What you have to do -
Count every line where "Palizzi" occurs. Give the total alone.
>> START Extracted information
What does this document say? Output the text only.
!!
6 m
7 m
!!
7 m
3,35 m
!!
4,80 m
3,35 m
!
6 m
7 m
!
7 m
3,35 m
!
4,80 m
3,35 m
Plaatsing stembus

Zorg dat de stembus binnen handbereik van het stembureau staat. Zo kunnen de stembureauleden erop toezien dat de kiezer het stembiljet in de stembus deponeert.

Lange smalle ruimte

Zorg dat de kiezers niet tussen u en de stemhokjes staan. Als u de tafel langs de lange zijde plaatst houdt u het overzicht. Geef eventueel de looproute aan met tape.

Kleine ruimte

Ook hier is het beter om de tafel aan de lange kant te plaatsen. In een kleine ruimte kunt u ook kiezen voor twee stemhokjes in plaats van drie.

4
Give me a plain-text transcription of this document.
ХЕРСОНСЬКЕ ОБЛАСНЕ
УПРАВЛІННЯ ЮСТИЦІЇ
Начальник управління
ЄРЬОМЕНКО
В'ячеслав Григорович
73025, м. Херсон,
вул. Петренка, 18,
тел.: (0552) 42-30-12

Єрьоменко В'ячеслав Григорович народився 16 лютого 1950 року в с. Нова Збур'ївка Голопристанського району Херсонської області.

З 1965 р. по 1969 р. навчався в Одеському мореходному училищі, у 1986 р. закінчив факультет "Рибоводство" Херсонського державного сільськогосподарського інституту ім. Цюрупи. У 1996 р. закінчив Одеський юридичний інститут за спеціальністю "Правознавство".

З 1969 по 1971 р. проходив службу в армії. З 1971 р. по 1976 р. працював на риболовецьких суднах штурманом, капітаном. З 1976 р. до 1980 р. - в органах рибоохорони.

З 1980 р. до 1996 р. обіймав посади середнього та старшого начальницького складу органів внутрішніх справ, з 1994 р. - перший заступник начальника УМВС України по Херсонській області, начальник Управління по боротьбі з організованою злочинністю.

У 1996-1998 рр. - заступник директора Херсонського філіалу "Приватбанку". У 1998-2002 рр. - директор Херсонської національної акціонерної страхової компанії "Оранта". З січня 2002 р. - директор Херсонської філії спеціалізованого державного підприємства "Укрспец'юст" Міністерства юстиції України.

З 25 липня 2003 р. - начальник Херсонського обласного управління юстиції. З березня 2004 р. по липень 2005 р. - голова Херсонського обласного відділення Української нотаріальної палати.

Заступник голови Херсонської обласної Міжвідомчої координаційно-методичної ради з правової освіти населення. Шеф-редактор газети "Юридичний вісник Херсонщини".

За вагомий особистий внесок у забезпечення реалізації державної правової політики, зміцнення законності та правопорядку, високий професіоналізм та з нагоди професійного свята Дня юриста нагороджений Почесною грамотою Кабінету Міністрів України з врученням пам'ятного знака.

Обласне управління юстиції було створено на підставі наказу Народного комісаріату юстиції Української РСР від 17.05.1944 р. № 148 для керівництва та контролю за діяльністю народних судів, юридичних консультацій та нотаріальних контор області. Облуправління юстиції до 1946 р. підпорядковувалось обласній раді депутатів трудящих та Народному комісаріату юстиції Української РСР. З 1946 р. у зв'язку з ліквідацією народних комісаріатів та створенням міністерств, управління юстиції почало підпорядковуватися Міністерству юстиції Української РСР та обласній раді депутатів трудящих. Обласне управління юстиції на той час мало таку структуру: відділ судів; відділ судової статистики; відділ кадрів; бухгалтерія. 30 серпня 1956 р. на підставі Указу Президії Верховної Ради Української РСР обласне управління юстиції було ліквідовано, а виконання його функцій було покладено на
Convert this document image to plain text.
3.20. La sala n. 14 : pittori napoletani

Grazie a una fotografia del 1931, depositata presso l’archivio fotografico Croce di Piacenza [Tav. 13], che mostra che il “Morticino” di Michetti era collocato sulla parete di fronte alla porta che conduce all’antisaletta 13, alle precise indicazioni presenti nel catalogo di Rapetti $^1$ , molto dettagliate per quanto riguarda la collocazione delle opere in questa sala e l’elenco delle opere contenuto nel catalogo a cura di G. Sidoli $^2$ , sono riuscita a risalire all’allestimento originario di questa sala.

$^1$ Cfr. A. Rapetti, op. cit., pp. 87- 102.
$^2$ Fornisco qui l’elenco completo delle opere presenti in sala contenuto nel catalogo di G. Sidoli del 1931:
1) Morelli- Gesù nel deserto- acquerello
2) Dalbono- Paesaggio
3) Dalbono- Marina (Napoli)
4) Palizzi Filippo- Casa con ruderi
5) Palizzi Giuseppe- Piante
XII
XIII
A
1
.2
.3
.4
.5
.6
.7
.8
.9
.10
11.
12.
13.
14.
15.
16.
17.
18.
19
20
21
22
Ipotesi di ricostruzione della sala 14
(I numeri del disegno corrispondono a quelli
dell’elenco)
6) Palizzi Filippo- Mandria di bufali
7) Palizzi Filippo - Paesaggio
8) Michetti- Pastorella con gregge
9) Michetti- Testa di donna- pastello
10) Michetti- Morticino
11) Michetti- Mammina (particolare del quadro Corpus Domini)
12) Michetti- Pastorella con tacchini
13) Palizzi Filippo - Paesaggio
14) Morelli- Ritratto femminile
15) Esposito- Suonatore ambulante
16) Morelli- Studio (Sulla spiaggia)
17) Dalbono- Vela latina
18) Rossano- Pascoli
>> END Extracted information
Result of the task -
5